(Extracted records)

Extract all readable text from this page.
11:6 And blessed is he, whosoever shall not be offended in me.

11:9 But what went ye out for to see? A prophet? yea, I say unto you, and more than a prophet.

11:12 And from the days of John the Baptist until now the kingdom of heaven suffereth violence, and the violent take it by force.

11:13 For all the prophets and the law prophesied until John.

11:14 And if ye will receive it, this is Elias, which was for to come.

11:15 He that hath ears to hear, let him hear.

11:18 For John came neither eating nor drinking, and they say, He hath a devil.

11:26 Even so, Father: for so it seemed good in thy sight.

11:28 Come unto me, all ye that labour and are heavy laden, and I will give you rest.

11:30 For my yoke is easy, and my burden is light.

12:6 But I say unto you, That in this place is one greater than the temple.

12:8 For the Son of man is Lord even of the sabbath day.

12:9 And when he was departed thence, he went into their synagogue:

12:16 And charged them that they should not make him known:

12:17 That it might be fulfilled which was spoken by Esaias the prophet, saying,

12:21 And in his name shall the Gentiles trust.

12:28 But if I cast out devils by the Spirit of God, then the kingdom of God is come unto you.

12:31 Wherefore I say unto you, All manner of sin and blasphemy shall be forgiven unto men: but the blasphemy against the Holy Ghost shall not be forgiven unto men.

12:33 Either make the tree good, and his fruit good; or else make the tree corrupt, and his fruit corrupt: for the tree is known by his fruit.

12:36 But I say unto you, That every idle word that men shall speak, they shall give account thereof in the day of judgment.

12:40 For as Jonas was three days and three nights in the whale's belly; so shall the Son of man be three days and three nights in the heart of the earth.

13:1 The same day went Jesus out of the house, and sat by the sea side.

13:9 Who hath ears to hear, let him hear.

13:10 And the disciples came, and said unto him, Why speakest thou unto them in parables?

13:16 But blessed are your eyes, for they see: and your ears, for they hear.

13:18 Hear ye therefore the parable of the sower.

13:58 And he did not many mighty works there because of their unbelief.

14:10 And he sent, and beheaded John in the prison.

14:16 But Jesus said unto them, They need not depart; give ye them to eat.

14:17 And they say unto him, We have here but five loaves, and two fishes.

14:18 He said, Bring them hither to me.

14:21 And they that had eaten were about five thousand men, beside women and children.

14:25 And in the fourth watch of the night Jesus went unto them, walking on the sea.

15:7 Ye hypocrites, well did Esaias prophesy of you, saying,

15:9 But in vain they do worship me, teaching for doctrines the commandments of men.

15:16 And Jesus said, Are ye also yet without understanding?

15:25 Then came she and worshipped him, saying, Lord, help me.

■ Goal of the exercise
Check each line of the records for the word "unto" and extract those that contain it.

■ The reply
11:9 But what went ye out for to see? A prophet? yea, I say unto you, and more than a prophet.
11:28 Come unto me, all ye that labour and are heavy laden, and I will give you rest.
12:6 But I say unto you, That in this place is one greater than the temple.
12:28 But if I cast out devils by the Spirit of God, then the kingdom of God is come unto you.
12:31 Wherefore I say unto you, All manner of sin and blasphemy shall be forgiven unto men: but the blasphemy against the Holy Ghost shall not be forgiven unto men.
12:36 But I say unto you, That every idle word that men shall speak, they shall give account thereof in the day of judgment.
13:10 And the disciples came, and said unto him, Why speakest thou unto them in parables?
14:16 But Jesus said unto them, They need not depart; give ye them to eat.
14:17 And they say unto him, We have here but five loaves, and two fishes.
14:25 And in the fourth watch of the night Jesus went unto them, walking on the sea.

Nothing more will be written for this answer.